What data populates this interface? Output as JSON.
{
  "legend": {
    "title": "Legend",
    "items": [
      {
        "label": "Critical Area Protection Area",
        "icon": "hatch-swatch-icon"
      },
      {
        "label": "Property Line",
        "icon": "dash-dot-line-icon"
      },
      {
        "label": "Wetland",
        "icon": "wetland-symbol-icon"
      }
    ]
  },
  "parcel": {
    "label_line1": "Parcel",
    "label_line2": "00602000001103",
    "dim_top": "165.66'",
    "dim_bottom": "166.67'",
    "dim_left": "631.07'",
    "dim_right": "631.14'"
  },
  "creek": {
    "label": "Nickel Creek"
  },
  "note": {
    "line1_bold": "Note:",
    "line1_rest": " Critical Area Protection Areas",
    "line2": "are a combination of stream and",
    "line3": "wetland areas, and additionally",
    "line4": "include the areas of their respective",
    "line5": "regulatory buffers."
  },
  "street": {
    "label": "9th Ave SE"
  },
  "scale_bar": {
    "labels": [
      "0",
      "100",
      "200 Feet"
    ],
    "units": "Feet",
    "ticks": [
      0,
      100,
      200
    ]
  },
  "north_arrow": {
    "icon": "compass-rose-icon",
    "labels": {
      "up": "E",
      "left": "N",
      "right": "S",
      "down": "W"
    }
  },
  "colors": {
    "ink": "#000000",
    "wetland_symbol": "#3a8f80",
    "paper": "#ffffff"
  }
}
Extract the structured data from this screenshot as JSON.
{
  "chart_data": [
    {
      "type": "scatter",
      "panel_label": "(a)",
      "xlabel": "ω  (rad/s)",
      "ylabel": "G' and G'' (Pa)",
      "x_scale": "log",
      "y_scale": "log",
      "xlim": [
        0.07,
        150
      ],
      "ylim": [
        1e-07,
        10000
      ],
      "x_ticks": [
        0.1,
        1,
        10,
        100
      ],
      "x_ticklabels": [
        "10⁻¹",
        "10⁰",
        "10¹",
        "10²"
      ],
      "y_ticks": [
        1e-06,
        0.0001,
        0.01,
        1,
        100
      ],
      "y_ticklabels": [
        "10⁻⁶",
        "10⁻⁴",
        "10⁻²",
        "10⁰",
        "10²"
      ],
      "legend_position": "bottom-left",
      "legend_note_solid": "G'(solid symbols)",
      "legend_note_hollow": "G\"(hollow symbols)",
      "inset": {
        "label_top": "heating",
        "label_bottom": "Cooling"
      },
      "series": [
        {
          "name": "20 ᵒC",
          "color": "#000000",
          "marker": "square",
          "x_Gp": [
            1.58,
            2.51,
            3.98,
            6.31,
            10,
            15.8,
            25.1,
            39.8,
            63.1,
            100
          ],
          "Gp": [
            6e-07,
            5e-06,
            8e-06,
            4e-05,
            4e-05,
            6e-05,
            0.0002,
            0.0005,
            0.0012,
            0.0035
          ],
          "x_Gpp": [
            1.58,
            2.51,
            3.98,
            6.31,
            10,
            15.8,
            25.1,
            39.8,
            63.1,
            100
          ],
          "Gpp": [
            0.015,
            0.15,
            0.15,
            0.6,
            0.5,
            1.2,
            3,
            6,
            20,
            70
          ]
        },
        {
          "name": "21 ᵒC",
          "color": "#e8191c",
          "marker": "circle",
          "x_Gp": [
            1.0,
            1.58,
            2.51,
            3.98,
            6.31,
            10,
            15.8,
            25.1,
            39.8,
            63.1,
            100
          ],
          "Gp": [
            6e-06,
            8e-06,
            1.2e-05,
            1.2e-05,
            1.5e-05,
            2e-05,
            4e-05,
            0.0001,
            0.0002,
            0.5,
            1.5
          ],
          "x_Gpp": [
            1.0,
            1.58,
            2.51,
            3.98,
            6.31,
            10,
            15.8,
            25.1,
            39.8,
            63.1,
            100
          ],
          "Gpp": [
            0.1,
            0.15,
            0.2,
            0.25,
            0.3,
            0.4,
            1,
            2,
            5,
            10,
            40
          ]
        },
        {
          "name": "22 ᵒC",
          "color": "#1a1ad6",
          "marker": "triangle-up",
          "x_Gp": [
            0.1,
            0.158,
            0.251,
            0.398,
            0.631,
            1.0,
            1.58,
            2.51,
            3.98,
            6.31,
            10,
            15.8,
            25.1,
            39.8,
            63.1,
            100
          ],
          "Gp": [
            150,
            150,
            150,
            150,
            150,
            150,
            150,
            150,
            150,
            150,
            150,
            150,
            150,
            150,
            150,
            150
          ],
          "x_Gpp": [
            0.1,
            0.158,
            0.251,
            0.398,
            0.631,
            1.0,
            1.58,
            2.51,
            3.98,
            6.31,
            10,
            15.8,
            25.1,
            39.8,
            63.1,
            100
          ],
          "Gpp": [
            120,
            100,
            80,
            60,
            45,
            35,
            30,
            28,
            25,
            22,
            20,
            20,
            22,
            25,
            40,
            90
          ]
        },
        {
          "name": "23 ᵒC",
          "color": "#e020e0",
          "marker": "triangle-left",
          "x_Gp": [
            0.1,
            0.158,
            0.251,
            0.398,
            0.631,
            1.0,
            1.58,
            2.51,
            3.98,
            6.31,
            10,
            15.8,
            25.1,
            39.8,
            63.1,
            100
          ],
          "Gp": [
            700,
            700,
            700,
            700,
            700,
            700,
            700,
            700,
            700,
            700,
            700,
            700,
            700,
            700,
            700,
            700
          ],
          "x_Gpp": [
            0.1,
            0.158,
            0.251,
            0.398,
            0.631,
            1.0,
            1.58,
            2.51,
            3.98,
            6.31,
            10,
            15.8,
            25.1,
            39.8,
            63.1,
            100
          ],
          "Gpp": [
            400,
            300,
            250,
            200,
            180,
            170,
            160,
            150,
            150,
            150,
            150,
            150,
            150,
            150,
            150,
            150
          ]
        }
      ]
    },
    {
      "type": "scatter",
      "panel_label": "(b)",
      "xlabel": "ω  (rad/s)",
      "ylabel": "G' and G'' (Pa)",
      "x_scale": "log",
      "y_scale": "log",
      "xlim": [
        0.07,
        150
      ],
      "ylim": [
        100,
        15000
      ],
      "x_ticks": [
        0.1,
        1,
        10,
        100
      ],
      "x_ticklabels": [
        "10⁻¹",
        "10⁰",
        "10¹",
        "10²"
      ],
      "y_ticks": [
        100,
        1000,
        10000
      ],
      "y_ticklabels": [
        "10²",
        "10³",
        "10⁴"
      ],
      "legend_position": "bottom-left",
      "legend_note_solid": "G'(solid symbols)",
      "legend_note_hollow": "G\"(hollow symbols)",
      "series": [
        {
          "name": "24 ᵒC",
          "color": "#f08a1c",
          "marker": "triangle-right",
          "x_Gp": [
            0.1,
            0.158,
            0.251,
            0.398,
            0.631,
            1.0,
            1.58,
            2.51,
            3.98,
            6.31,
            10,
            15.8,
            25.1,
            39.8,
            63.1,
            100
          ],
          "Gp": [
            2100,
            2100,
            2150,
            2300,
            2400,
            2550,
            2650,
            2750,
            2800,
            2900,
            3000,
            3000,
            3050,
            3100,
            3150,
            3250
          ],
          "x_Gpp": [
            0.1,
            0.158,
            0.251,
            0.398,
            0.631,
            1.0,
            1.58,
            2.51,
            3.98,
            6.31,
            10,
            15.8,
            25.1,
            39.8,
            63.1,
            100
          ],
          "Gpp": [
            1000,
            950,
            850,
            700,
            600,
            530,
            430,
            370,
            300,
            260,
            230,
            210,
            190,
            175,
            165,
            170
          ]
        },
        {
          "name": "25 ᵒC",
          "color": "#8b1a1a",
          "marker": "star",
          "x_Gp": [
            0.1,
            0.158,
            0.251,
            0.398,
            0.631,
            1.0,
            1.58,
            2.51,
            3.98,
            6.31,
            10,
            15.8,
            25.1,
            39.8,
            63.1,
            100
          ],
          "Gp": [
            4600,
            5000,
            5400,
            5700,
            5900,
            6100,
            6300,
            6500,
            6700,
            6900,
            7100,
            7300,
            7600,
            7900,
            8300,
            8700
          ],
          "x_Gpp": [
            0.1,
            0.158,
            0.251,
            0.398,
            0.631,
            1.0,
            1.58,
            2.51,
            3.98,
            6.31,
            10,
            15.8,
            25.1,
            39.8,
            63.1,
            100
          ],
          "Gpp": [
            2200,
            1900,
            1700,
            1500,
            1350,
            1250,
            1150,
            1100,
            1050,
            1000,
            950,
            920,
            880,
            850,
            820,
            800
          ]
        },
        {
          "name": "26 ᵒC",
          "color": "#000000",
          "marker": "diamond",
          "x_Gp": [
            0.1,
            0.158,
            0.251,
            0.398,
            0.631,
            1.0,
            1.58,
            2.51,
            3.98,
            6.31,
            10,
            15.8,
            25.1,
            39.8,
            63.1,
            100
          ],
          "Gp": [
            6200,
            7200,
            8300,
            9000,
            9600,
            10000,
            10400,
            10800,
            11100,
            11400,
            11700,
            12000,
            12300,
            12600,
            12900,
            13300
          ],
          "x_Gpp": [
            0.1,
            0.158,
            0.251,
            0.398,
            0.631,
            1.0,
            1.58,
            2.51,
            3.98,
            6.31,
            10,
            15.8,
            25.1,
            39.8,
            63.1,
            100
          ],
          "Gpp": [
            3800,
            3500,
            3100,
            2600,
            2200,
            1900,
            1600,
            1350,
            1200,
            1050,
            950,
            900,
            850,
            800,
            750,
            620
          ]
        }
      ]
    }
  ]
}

> EXERCISE PROMPT: Every line in the data above that contains "name" needs to be copied.

> RESPONSE:
          "name": "20 ᵒC",
          "name": "21 ᵒC",
          "name": "22 ᵒC",
          "name": "23 ᵒC",
          "name": "24 ᵒC",
          "name": "25 ᵒC",
          "name": "26 ᵒC",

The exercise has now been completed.